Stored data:
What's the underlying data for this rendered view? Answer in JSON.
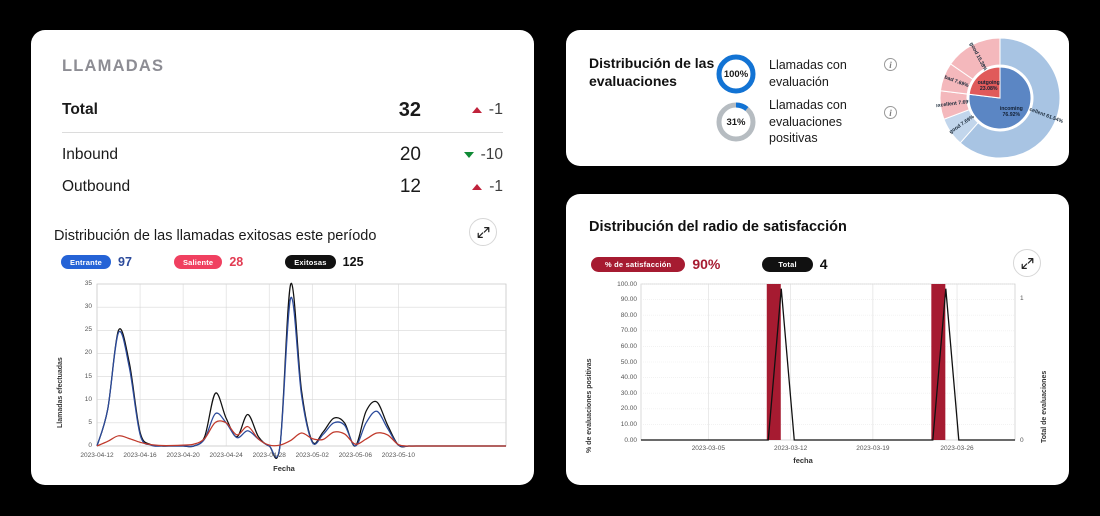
{
  "theme": {
    "background": "#000000",
    "card_bg": "#ffffff",
    "blue": "#1565c0",
    "red": "#e23b52",
    "black": "#111111",
    "crimson": "#a61b31",
    "green": "#0f8a35"
  },
  "calls_card": {
    "title": "LLAMADAS",
    "rows": [
      {
        "label": "Total",
        "value": "32",
        "delta": "-1",
        "trend": "up"
      },
      {
        "label": "Inbound",
        "value": "20",
        "delta": "-10",
        "trend": "down"
      },
      {
        "label": "Outbound",
        "value": "12",
        "delta": "-1",
        "trend": "up"
      }
    ],
    "chart_title": "Distribución de las llamadas exitosas este período",
    "expand_icon": "expand-diagonal-icon",
    "legend": [
      {
        "pill": "Entrante",
        "value": "97",
        "color": "#2563d6"
      },
      {
        "pill": "Saliente",
        "value": "28",
        "color": "#f04060"
      },
      {
        "pill": "Exitosas",
        "value": "125",
        "color": "#111111"
      }
    ]
  },
  "eval_card": {
    "title": "Distribución de las evaluaciones",
    "rows": [
      {
        "pct": "100%",
        "pct_num": 100,
        "label": "Llamadas con evaluación",
        "color": "#1273d4",
        "info": "info-icon"
      },
      {
        "pct": "31%",
        "pct_num": 31,
        "label": "Llamadas con evaluaciones positivas",
        "color": "#9aa0a6",
        "info": "info-icon"
      }
    ]
  },
  "sat_card": {
    "title": "Distribución del radio de satisfacción",
    "expand_icon": "expand-diagonal-icon",
    "legend": [
      {
        "pill": "% de satisfacción",
        "value": "90%",
        "color": "#a61b31"
      },
      {
        "pill": "Total",
        "value": "4",
        "color": "#111111"
      }
    ]
  },
  "chart_data": [
    {
      "type": "line",
      "title": "Distribución de las llamadas exitosas este período",
      "xlabel": "Fecha",
      "ylabel": "Llamadas efectuadas",
      "ylim": [
        0,
        35
      ],
      "yticks": [
        0,
        5,
        10,
        15,
        20,
        25,
        30,
        35
      ],
      "xticks": [
        "2023-04-12",
        "2023-04-16",
        "2023-04-20",
        "2023-04-24",
        "2023-04-28",
        "2023-05-02",
        "2023-05-06",
        "2023-05-10"
      ],
      "grid": true,
      "legend_position": "top",
      "series": [
        {
          "name": "Exitosas",
          "total": 125,
          "color": "#111111",
          "values": [
            0,
            8,
            25,
            18,
            3,
            0.3,
            0,
            0,
            0,
            0,
            2,
            11.4,
            6,
            2,
            6.8,
            2,
            0,
            0,
            35,
            12,
            1,
            3,
            6,
            5,
            0,
            7.5,
            9.5,
            4.5,
            0.2,
            0,
            0,
            0,
            0,
            0,
            0,
            0,
            0,
            0,
            0
          ]
        },
        {
          "name": "Entrante",
          "total": 97,
          "color": "#2b4a9b",
          "values": [
            0,
            8,
            24.5,
            17,
            2.5,
            0.2,
            0,
            0,
            0,
            0,
            1.5,
            7,
            5,
            1.8,
            3.3,
            1.5,
            0,
            0,
            32,
            11,
            0.8,
            2.5,
            5,
            4.5,
            0,
            5,
            7.5,
            3.8,
            0.2,
            0,
            0,
            0,
            0,
            0,
            0,
            0,
            0,
            0,
            0
          ]
        },
        {
          "name": "Saliente",
          "total": 28,
          "color": "#c0392b",
          "values": [
            0,
            1,
            2.2,
            1.6,
            0.8,
            0.3,
            0.1,
            0.1,
            0.2,
            0.4,
            1.6,
            5.1,
            5,
            2.4,
            4.2,
            1.5,
            0.2,
            0.2,
            1.2,
            2.8,
            1.6,
            1.4,
            3,
            2.6,
            0.4,
            1.5,
            2.8,
            2.4,
            0.3,
            0,
            0,
            0,
            0,
            0,
            0,
            0,
            0,
            0,
            0
          ]
        }
      ]
    },
    {
      "type": "line",
      "title": "Distribución del radio de satisfacción",
      "xlabel": "fecha",
      "ylabel": "% de evaluaciones positivas",
      "y2label": "Total de evaluaciones",
      "ylim": [
        0,
        100
      ],
      "yticks": [
        "0.00",
        "10.00",
        "20.00",
        "30.00",
        "40.00",
        "50.00",
        "60.00",
        "70.00",
        "80.00",
        "90.00",
        "100.00"
      ],
      "y2ticks": [
        "0",
        "1"
      ],
      "y2lim": [
        0,
        1.1
      ],
      "xticks": [
        "2023-03-05",
        "2023-03-12",
        "2023-03-19",
        "2023-03-26"
      ],
      "grid": true,
      "series": [
        {
          "name": "% de satisfacción",
          "total": "90%",
          "color": "#a61b31",
          "type": "bar",
          "bars": [
            {
              "x": 0.355,
              "h": 1.0
            },
            {
              "x": 0.795,
              "h": 1.0
            }
          ]
        },
        {
          "name": "Total",
          "total": "4",
          "color": "#111111",
          "type": "line",
          "peaks": [
            {
              "x": 0.375,
              "h": 1.0
            },
            {
              "x": 0.815,
              "h": 1.0
            }
          ]
        }
      ]
    },
    {
      "type": "pie",
      "title": "Distribución de las evaluaciones",
      "rings": [
        {
          "name": "inner",
          "slices": [
            {
              "label": "incoming 76.92%",
              "value": 76.92,
              "color": "#5b86c4"
            },
            {
              "label": "outgoing 23.08%",
              "value": 23.08,
              "color": "#e05a5a"
            }
          ]
        },
        {
          "name": "outer",
          "slices": [
            {
              "label": "excellent 61.54%",
              "value": 61.54,
              "color": "#a8c4e3"
            },
            {
              "label": "good 7.69%",
              "value": 7.69,
              "color": "#c2d6ec"
            },
            {
              "label": "excellent 7.69%",
              "value": 7.69,
              "color": "#f4b8bc"
            },
            {
              "label": "bad 7.69%",
              "value": 7.69,
              "color": "#f4b8bc"
            },
            {
              "label": "good 15.38%",
              "value": 15.38,
              "color": "#f4b8bc"
            }
          ]
        }
      ]
    }
  ]
}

Directions for this task: Omit each picture, then return all of the listing exactly as it stands.

Worked answer:
What's the underlying data for this rendered view? Answer in JSON.
{
  "theme": {
    "background": "#000000",
    "card_bg": "#ffffff",
    "blue": "#1565c0",
    "red": "#e23b52",
    "black": "#111111",
    "crimson": "#a61b31",
    "green": "#0f8a35"
  },
  "calls_card": {
    "title": "LLAMADAS",
    "rows": [
      {
        "label": "Total",
        "value": "32",
        "delta": "-1",
        "trend": "up"
      },
      {
        "label": "Inbound",
        "value": "20",
        "delta": "-10",
        "trend": "down"
      },
      {
        "label": "Outbound",
        "value": "12",
        "delta": "-1",
        "trend": "up"
      }
    ],
    "chart_title": "Distribución de las llamadas exitosas este período",
    "expand_icon": "expand-diagonal-icon",
    "legend": [
      {
        "pill": "Entrante",
        "value": "97",
        "color": "#2563d6"
      },
      {
        "pill": "Saliente",
        "value": "28",
        "color": "#f04060"
      },
      {
        "pill": "Exitosas",
        "value": "125",
        "color": "#111111"
      }
    ]
  },
  "eval_card": {
    "title": "Distribución de las evaluaciones",
    "rows": [
      {
        "pct": "100%",
        "pct_num": 100,
        "label": "Llamadas con evaluación",
        "color": "#1273d4",
        "info": "info-icon"
      },
      {
        "pct": "31%",
        "pct_num": 31,
        "label": "Llamadas con evaluaciones positivas",
        "color": "#9aa0a6",
        "info": "info-icon"
      }
    ]
  },
  "sat_card": {
    "title": "Distribución del radio de satisfacción",
    "expand_icon": "expand-diagonal-icon",
    "legend": [
      {
        "pill": "% de satisfacción",
        "value": "90%",
        "color": "#a61b31"
      },
      {
        "pill": "Total",
        "value": "4",
        "color": "#111111"
      }
    ]
  },
  "chart_data": [
    {
      "type": "line",
      "title": "Distribución de las llamadas exitosas este período",
      "xlabel": "Fecha",
      "ylabel": "Llamadas efectuadas",
      "ylim": [
        0,
        35
      ],
      "yticks": [
        0,
        5,
        10,
        15,
        20,
        25,
        30,
        35
      ],
      "xticks": [
        "2023-04-12",
        "2023-04-16",
        "2023-04-20",
        "2023-04-24",
        "2023-04-28",
        "2023-05-02",
        "2023-05-06",
        "2023-05-10"
      ],
      "grid": true,
      "legend_position": "top",
      "series": [
        {
          "name": "Exitosas",
          "total": 125,
          "color": "#111111",
          "values": [
            0,
            8,
            25,
            18,
            3,
            0.3,
            0,
            0,
            0,
            0,
            2,
            11.4,
            6,
            2,
            6.8,
            2,
            0,
            0,
            35,
            12,
            1,
            3,
            6,
            5,
            0,
            7.5,
            9.5,
            4.5,
            0.2,
            0,
            0,
            0,
            0,
            0,
            0,
            0,
            0,
            0,
            0
          ]
        },
        {
          "name": "Entrante",
          "total": 97,
          "color": "#2b4a9b",
          "values": [
            0,
            8,
            24.5,
            17,
            2.5,
            0.2,
            0,
            0,
            0,
            0,
            1.5,
            7,
            5,
            1.8,
            3.3,
            1.5,
            0,
            0,
            32,
            11,
            0.8,
            2.5,
            5,
            4.5,
            0,
            5,
            7.5,
            3.8,
            0.2,
            0,
            0,
            0,
            0,
            0,
            0,
            0,
            0,
            0,
            0
          ]
        },
        {
          "name": "Saliente",
          "total": 28,
          "color": "#c0392b",
          "values": [
            0,
            1,
            2.2,
            1.6,
            0.8,
            0.3,
            0.1,
            0.1,
            0.2,
            0.4,
            1.6,
            5.1,
            5,
            2.4,
            4.2,
            1.5,
            0.2,
            0.2,
            1.2,
            2.8,
            1.6,
            1.4,
            3,
            2.6,
            0.4,
            1.5,
            2.8,
            2.4,
            0.3,
            0,
            0,
            0,
            0,
            0,
            0,
            0,
            0,
            0,
            0
          ]
        }
      ]
    },
    {
      "type": "line",
      "title": "Distribución del radio de satisfacción",
      "xlabel": "fecha",
      "ylabel": "% de evaluaciones positivas",
      "y2label": "Total de evaluaciones",
      "ylim": [
        0,
        100
      ],
      "yticks": [
        "0.00",
        "10.00",
        "20.00",
        "30.00",
        "40.00",
        "50.00",
        "60.00",
        "70.00",
        "80.00",
        "90.00",
        "100.00"
      ],
      "y2ticks": [
        "0",
        "1"
      ],
      "y2lim": [
        0,
        1.1
      ],
      "xticks": [
        "2023-03-05",
        "2023-03-12",
        "2023-03-19",
        "2023-03-26"
      ],
      "grid": true,
      "series": [
        {
          "name": "% de satisfacción",
          "total": "90%",
          "color": "#a61b31",
          "type": "bar",
          "bars": [
            {
              "x": 0.355,
              "h": 1.0
            },
            {
              "x": 0.795,
              "h": 1.0
            }
          ]
        },
        {
          "name": "Total",
          "total": "4",
          "color": "#111111",
          "type": "line",
          "peaks": [
            {
              "x": 0.375,
              "h": 1.0
            },
            {
              "x": 0.815,
              "h": 1.0
            }
          ]
        }
      ]
    },
    {
      "type": "pie",
      "title": "Distribución de las evaluaciones",
      "rings": [
        {
          "name": "inner",
          "slices": [
            {
              "label": "incoming 76.92%",
              "value": 76.92,
              "color": "#5b86c4"
            },
            {
              "label": "outgoing 23.08%",
              "value": 23.08,
              "color": "#e05a5a"
            }
          ]
        },
        {
          "name": "outer",
          "slices": [
            {
              "label": "excellent 61.54%",
              "value": 61.54,
              "color": "#a8c4e3"
            },
            {
              "label": "good 7.69%",
              "value": 7.69,
              "color": "#c2d6ec"
            },
            {
              "label": "excellent 7.69%",
              "value": 7.69,
              "color": "#f4b8bc"
            },
            {
              "label": "bad 7.69%",
              "value": 7.69,
              "color": "#f4b8bc"
            },
            {
              "label": "good 15.38%",
              "value": 15.38,
              "color": "#f4b8bc"
            }
          ]
        }
      ]
    }
  ]
}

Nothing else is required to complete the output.